# Party!!!!!



## inspectorD (Sep 1, 2016)

Who else thinks we need a party.... here,  there...anywhere... someplace warm...:wavingflag:


----------



## nealtw (Sep 1, 2016)

But you never hang around for the clean up afterwords.:nono:


----------



## oldognewtrick (Sep 1, 2016)

Party, I need a flippin vacation.....


----------



## slownsteady (Sep 1, 2016)

Expenses paid by the advertisers?!


----------



## oldognewtrick (Sep 1, 2016)

[ame]https://www.youtube.com/watch?v=UJbG7256ZLY[/ame]


----------



## bud16415 (Sep 1, 2016)

oldognewtrick said:


> https://www.youtube.com/watch?v=UJbG7256ZLY



I'm all in.


----------



## Chris (Sep 1, 2016)

I can party!


----------



## oldognewtrick (Sep 1, 2016)

Chris said:


> I can party!




It's hammer time...

...jackhammer time for you though.


----------



## Chris (Sep 1, 2016)

If I never see one again it will be too soon. I'm finally home, haven't slept since yesterday morning at 5am. Poured a cocktail but don't know if I will make it through it.


----------



## frodo (Sep 2, 2016)

someone say party  ?  

       ready ,


----------



## oldognewtrick (Sep 2, 2016)

frodo said:


> someone say party  ?
> 
> ready ,



Yep, we're all coming down to Mudissippi to visit you for a week of fun.


----------



## frodo (Sep 2, 2016)

come on...doors always open   except when its closed


----------



## Chris (Sep 2, 2016)

I have a work comp audit in 30 minutes, can I bring my auditor to this party?


----------



## Chris (Sep 2, 2016)

Pretty sure the auditor had other plans, he was here all of about 30 minutes and ran out the door saying everything looked good. That never happens!

■ ■ ■ ■

> **Exercise instructions**
[1] Rewrite the paragraph in the party thread that begins "Pretty sure the auditor had other plans" more briefly, keeping its main facts.
[2] Pick up the party thread after its final post and continue it.

> **Data shown**
■ ■ ■ ■

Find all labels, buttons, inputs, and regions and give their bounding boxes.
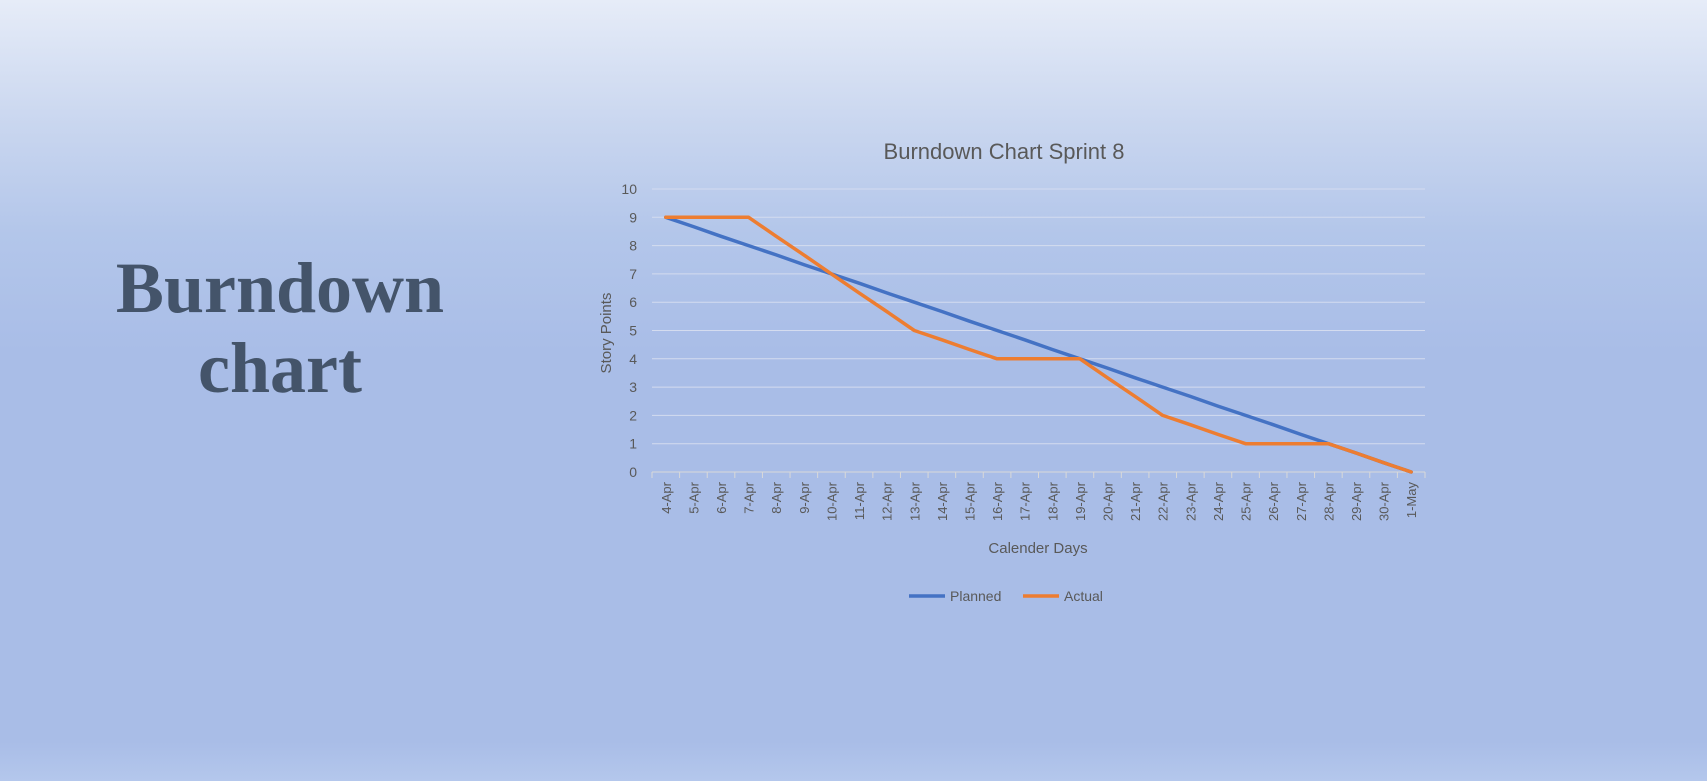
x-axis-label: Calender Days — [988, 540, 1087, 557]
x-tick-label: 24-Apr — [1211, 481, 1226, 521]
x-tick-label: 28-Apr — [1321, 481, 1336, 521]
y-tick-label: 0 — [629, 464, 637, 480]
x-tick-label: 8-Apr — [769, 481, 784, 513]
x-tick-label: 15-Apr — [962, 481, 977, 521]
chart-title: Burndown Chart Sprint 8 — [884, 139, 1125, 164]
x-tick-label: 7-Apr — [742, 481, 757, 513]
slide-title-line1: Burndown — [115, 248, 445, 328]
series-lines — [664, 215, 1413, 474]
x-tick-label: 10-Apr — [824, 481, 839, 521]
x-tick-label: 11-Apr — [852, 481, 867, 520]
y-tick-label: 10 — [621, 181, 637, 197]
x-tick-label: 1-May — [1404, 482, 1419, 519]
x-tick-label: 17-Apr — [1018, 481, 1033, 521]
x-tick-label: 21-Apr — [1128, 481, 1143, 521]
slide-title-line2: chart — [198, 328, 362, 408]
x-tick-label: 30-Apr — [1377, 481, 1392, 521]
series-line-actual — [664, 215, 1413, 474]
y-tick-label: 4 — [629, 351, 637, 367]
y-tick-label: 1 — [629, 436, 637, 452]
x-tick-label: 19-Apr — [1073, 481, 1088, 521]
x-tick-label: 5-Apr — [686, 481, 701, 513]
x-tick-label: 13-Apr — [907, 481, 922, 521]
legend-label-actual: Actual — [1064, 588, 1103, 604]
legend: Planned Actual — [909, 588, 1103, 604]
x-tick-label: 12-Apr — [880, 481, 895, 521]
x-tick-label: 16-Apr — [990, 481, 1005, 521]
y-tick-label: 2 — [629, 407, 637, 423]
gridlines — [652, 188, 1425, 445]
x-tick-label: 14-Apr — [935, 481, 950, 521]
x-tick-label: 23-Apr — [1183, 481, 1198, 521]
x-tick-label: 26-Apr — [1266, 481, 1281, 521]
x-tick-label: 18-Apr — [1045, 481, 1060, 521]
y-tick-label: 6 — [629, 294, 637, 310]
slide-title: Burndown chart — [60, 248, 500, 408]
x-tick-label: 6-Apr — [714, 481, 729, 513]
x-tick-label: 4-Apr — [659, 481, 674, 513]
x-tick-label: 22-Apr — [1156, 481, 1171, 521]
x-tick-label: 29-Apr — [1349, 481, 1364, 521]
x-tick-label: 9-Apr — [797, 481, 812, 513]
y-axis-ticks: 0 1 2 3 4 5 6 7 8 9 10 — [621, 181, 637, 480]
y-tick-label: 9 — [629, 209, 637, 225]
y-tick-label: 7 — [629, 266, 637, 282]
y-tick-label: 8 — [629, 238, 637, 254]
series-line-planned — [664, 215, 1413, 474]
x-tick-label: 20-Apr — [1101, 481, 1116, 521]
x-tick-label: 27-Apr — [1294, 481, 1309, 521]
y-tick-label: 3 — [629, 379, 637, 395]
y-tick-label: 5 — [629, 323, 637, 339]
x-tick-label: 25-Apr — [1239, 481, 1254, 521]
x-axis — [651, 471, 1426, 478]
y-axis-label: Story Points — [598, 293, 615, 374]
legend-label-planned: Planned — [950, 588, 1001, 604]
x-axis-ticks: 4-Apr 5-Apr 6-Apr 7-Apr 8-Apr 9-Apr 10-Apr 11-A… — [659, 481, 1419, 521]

■ ■ ■ ■

> **Responses for each task**
[1] The auditor seemed to have other plans. He stayed only about 30 minutes, then hurried out saying everything looked good, which never happens.

[2]
----------



## havasu (Sep 2, 2016)

I told you by slipping that $hun into his back pocket would expedite things.


----------



## nealtw (Sep 2, 2016)

Chris said:


> Pretty sure the auditor had other plans, he was here all of about 30 minutes and ran out the door saying everything looked good. That never happens!



They tell you when they are coming? :thbup:


----------



## Chris (Sep 2, 2016)

Only work comp tells me. He did bust me on trying to pay a smaller percentage on Christmas bonus money.


----------



## nealtw (Sep 2, 2016)

Yeah, all that is different up here.


----------



## Chris (Sep 2, 2016)

Like you don't have to pay work comp on christmas bonuses? Because I think thats a crock.


----------



## nealtw (Sep 2, 2016)

We have 10 days like Christmas that are paid days off as well as as well as paid vacations so small business seldom pay bonus but if they do all taxes and comps apply.


----------



## Chris (Sep 2, 2016)

I don't mind the taxes on bonuses but why work comp insurance? the insurance is to cover their health while working. The do not work any time for the money of a bonus and I already paid for every minute they were working.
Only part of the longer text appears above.